▶ Do this:
Check each line of the records below and collect those that include the word "állapotában".

====== Material for this exercise ======

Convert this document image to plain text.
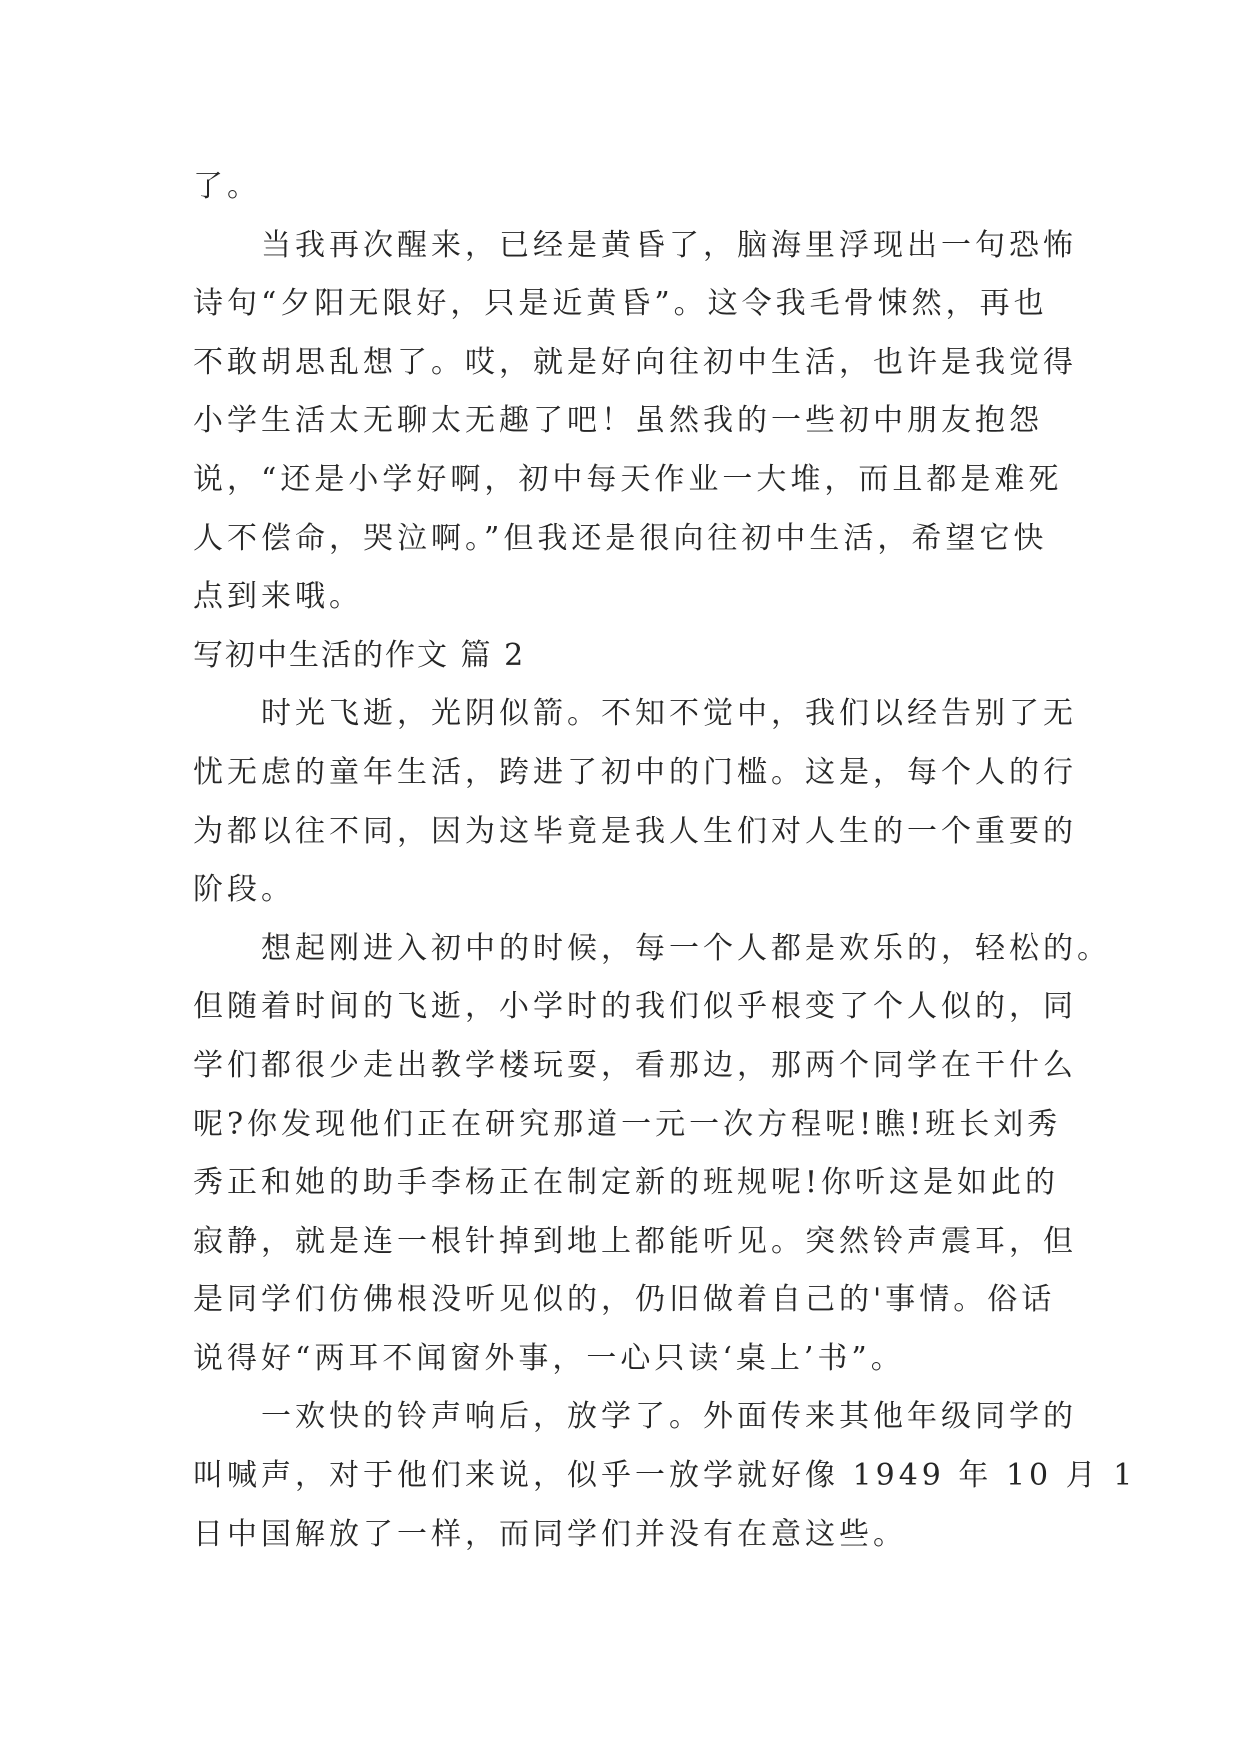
了。

当我再次醒来，已经是黄昏了，脑海里浮现出一句恐怖

诗句“夕阳无限好，只是近黄昏”。这令我毛骨悚然，再也

不敢胡思乱想了。哎，就是好向往初中生活，也许是我觉得

小学生活太无聊太无趣了吧！虽然我的一些初中朋友抱怨

说，“还是小学好啊，初中每天作业一大堆，而且都是难死

人不偿命，哭泣啊。”但我还是很向往初中生活，希望它快

点到来哦。

写初中生活的作文 篇 2

时光飞逝，光阴似箭。不知不觉中，我们以经告别了无

忧无虑的童年生活，跨进了初中的门槛。这是，每个人的行

为都以往不同，因为这毕竟是我人生们对人生的一个重要的

阶段。

想起刚进入初中的时候，每一个人都是欢乐的，轻松的。

但随着时间的飞逝，小学时的我们似乎根变了个人似的，同

学们都很少走出教学楼玩耍，看那边，那两个同学在干什么

呢?你发现他们正在研究那道一元一次方程呢!瞧!班长刘秀

秀正和她的助手李杨正在制定新的班规呢!你听这是如此的

寂静，就是连一根针掉到地上都能听见。突然铃声震耳，但

是同学们仿佛根没听见似的，仍旧做着自己的'事情。俗话

说得好“两耳不闻窗外事，一心只读‘桌上’书”。

一欢快的铃声响后，放学了。外面传来其他年级同学的

叫喊声，对于他们来说，似乎一放学就好像 1949 年 10 月 1

日中国解放了一样，而同学们并没有在意这些。
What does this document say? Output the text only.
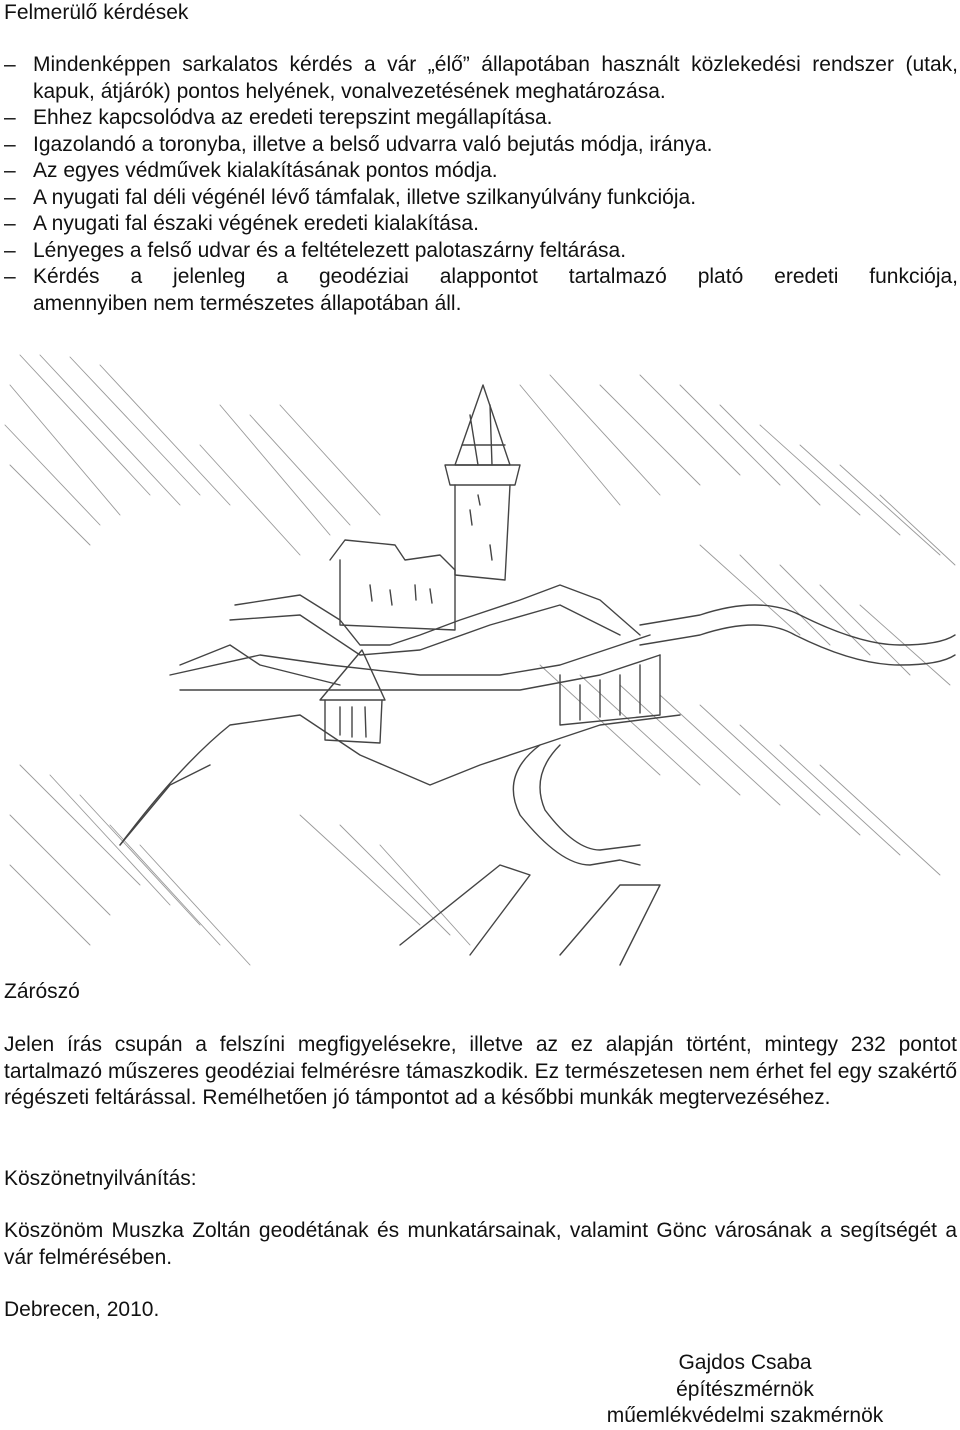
Felmerülő kérdések
– Mindenképpen sarkalatos kérdés a vár „élő” állapotában használt közlekedési rendszer (utak, kapuk, átjárók) pontos helyének, vonalvezetésének meghatározása.
– Ehhez kapcsolódva az eredeti terepszint megállapítása.
– Igazolandó a toronyba, illetve a belső udvarra való bejutás módja, iránya.
– Az egyes védművek kialakításának pontos módja.
– A nyugati fal déli végénél lévő támfalak, illetve szilkanyúlvány funkciója.
– A nyugati fal északi végének eredeti kialakítása.
– Lényeges a felső udvar és a feltételezett palotaszárny feltárása.
– Kérdés a jelenleg a geodéziai alappontot tartalmazó plató eredeti funkciója,
amennyiben nem természetes állapotában áll.
Zárószó

Jelen írás csupán a felszíni megfigyelésekre, illetve az ez alapján történt, mintegy 232 pontot tartalmazó műszeres geodéziai felmérésre támaszkodik. Ez természetesen nem érhet fel egy szakértő régészeti feltárással. Remélhetően jó támpontot ad a későbbi munkák megtervezéséhez.

Köszönetnyilvánítás:

Köszönöm Muszka Zoltán geodétának és munkatársainak, valamint Gönc városának a segítségét a vár felmérésében.

Debrecen, 2010.

Gajdos Csaba
építészmérnök
műemlékvédelmi szakmérnök
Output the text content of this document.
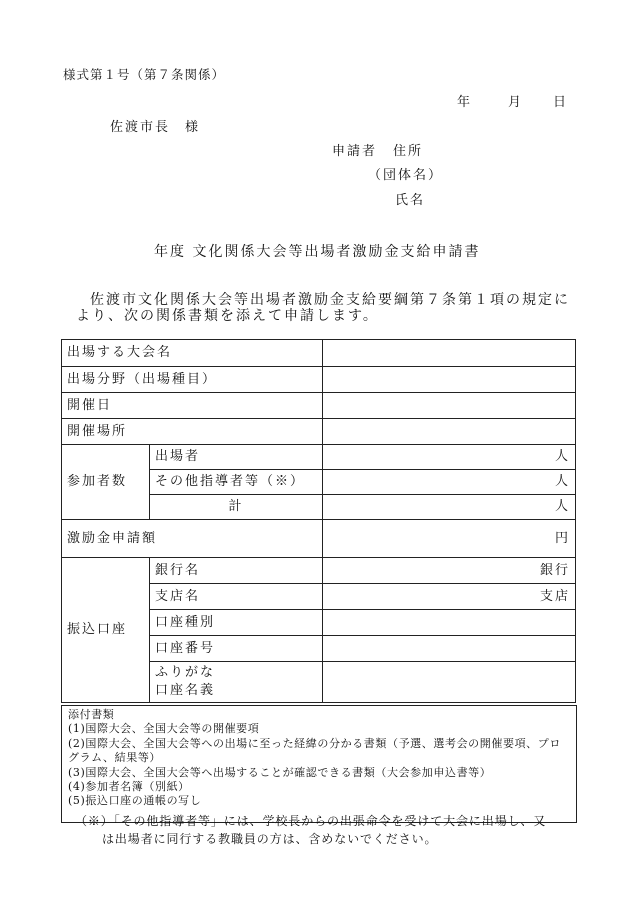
様式第１号（第７条関係）
年	月 日
佐渡市長　様
申請者 住所
（団体名）
氏名
年度 文化関係大会等出場者激励金支給申請書
佐渡市文化関係大会等出場者激励金支給要綱第７条第１項の規定に
より、次の関係書類を添えて申請します。
出場する大会名		
出場分野（出場種目）		
開催日		
開催場所		
参加者数	出場者	人
	その他指導者等（※）	人
	計	人
激励金申請額		円
振込口座	銀行名	銀行
	支店名	支店
	口座種別	
	口座番号	

	ふりがな
口座名義	

添付書類
(1)国際大会、全国大会等の開催要項
(2)国際大会、全国大会等への出場に至った経緯の分かる書類（予選、選考会の開催要項、プログラム、結果等）
(3)国際大会、全国大会等へ出場することが確認できる書類（大会参加申込書等）
(4)参加者名簿（別紙）
(5)振込口座の通帳の写し
（※）「その他指導者等」には、学校長からの出張命令を受けて大会に出場し、又
は出場者に同行する教職員の方は、含めないでください。
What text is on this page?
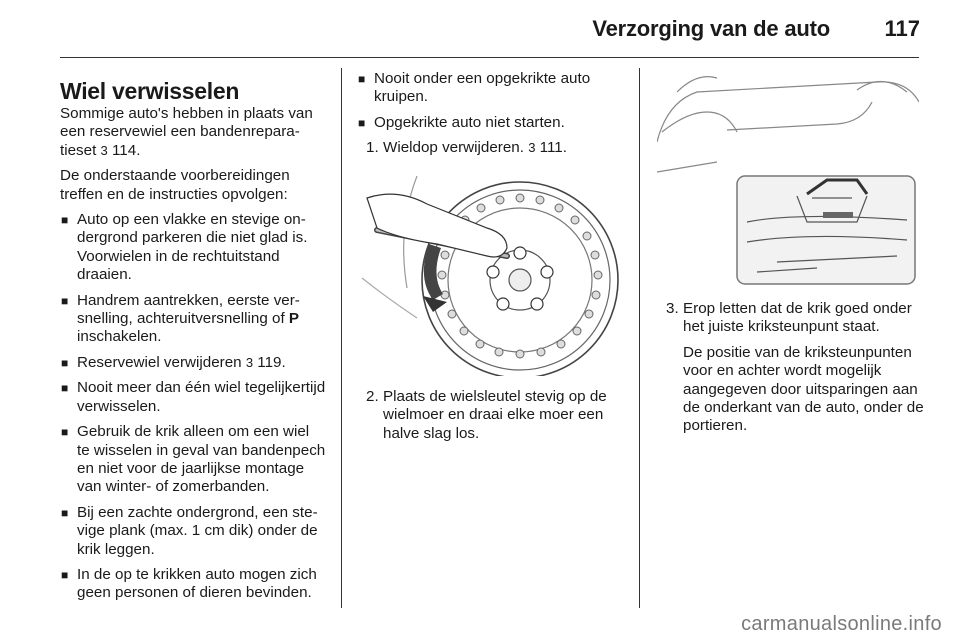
Verzorging van de auto 117
Wiel verwisselen

Sommige auto's hebben in plaats van een reservewiel een bandenreparatieset 3 114.

De onderstaande voorbereidingen treffen en de instructies opvolgen:

■ Auto op een vlakke en stevige ondergrond parkeren die niet glad is. Voorwielen in de rechtuitstand draaien.
■ Handrem aantrekken, eerste versnelling, achteruitversnelling of P inschakelen.
■ Reservewiel verwijderen 3 119.
■ Nooit meer dan één wiel tegelijkertijd verwisselen.
■ Gebruik de krik alleen om een wiel te wisselen in geval van bandenpech en niet voor de jaarlijkse montage van winter- of zomerbanden.
■ Bij een zachte ondergrond, een stevige plank (max. 1 cm dik) onder de krik leggen.
■ In de op te krikken auto mogen zich geen personen of dieren bevinden.
■ Nooit onder een opgekrikte auto kruipen.
■ Opgekrikte auto niet starten.
1. Wieldop verwijderen. 3 111.
2. Plaats de wielsleutel stevig op de wielmoer en draai elke moer een halve slag los.
3. Erop letten dat de krik goed onder het juiste kriksteunpunt staat.

De positie van de kriksteunpunten voor en achter wordt mogelijk aangegeven door uitsparingen aan de onderkant van de auto, onder de portieren.

carmanualsonline.info
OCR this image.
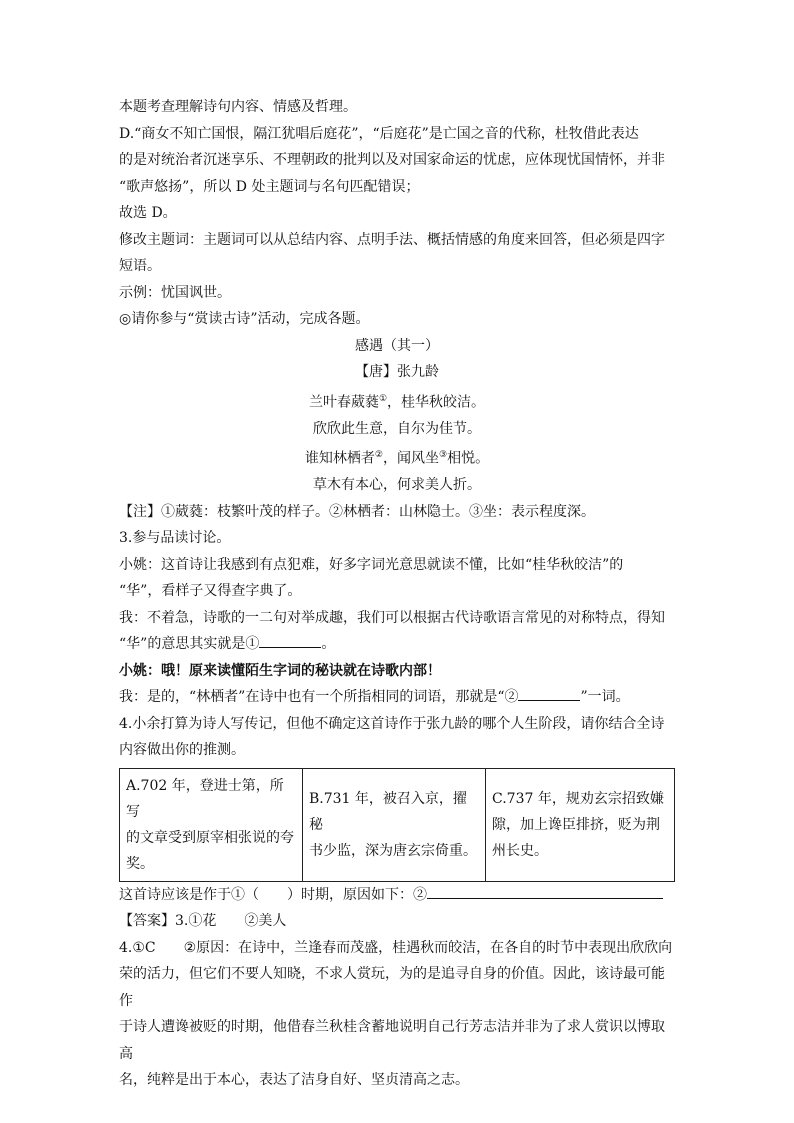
本题考查理解诗句内容、情感及哲理。

D.“商女不知亡国恨，隔江犹唱后庭花”，“后庭花”是亡国之音的代称，杜牧借此表达
的是对统治者沉迷享乐、不理朝政的批判以及对国家命运的忧虑，应体现忧国情怀，并非
“歌声悠扬”，所以 D 处主题词与名句匹配错误；

故选 D。

修改主题词：主题词可以从总结内容、点明手法、概括情感的角度来回答，但必须是四字
短语。

示例：忧国讽世。

◎请你参与“赏读古诗”活动，完成各题。

感遇（其一）

【唐】张九龄

兰叶春葳蕤①，桂华秋皎洁。

欣欣此生意，自尔为佳节。

谁知林栖者②，闻风坐③相悦。

草木有本心，何求美人折。

【注】①葳蕤：枝繁叶茂的样子。②林栖者：山林隐士。③坐：表示程度深。

3.参与品读讨论。

小姚：这首诗让我感到有点犯难，好多字词光意思就读不懂，比如“桂华秋皎洁”的
“华”，看样子又得查字典了。

我：不着急，诗歌的一二句对举成趣，我们可以根据古代诗歌语言常见的对称特点，得知
“华”的意思其实就是①	。

小姚：哦！原来读懂陌生字词的秘诀就在诗歌内部！

我：是的，“林栖者”在诗中也有一个所指相同的词语，那就是“②	”一词。

4.小余打算为诗人写传记，但他不确定这首诗作于张九龄的哪个人生阶段，请你结合全诗
内容做出你的推测。

A.702 年，登进士第，所写
的文章受到原宰相张说的夸
奖。

B.731 年，被召入京，擢秘
书少监，深为唐玄宗倚重。

C.737 年，规劝玄宗招致嫌
隙，加上谗臣排挤，贬为荆
州长史。

这首诗应该是作于①（　　）时期，原因如下：②

【答案】3.①花　　②美人

4.①C　　②原因：在诗中，兰逢春而茂盛，桂遇秋而皎洁，在各自的时节中表现出欣欣向
荣的活力，但它们不要人知晓，不求人赏玩，为的是追寻自身的价值。因此，该诗最可能作
于诗人遭谗被贬的时期，他借春兰秋桂含蓄地说明自己行芳志洁并非为了求人赏识以博取高
名，纯粹是出于本心，表达了洁身自好、坚贞清高之志。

======

▶ Answer in full:
– Mindenképpen sarkalatos kérdés a vár „élő” állapotában használt közlekedési rendszer (utak, kapuk, átjárók) pontos helyének, vonalvezetésének meghatározása.
amennyiben nem természetes állapotában áll.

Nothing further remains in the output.